- _WHAT TO WORK ON_
Lines containing the word "loop" should be extracted in full.

- _DATA_
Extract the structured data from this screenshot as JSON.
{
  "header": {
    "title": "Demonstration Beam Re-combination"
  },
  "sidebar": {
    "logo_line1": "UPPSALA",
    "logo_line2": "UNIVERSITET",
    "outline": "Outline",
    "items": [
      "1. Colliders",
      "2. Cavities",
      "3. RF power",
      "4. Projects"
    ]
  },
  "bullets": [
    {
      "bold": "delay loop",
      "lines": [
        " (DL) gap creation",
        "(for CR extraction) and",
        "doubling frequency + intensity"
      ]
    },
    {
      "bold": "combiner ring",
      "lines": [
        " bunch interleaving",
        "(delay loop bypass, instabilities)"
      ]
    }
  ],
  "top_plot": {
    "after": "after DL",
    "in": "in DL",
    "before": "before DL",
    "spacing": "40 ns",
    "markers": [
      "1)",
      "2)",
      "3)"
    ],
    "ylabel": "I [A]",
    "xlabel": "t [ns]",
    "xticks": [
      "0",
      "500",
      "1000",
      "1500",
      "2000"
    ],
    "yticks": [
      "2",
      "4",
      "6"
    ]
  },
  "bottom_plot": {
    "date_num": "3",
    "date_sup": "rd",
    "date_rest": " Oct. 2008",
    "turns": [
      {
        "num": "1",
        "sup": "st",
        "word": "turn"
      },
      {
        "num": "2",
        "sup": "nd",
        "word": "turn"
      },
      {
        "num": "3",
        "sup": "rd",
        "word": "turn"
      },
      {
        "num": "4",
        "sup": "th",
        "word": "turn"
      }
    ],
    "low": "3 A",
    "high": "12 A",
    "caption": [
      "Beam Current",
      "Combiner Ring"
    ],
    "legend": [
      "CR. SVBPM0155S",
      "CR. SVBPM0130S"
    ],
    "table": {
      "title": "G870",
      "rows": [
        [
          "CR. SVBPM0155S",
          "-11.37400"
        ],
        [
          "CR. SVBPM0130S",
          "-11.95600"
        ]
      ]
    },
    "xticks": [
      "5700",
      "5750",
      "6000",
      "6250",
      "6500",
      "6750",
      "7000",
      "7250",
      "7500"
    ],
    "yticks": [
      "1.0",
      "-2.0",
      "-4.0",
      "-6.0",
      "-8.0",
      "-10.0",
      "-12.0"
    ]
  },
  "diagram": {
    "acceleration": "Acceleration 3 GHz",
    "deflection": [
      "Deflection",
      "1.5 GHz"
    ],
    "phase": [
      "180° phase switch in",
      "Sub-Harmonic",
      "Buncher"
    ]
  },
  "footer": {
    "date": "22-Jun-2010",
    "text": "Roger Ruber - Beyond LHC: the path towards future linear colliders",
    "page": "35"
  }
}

- _RESPONSE TO THE EXERCISE_
      "bold": "delay loop",
        "(delay loop bypass, instabilities)"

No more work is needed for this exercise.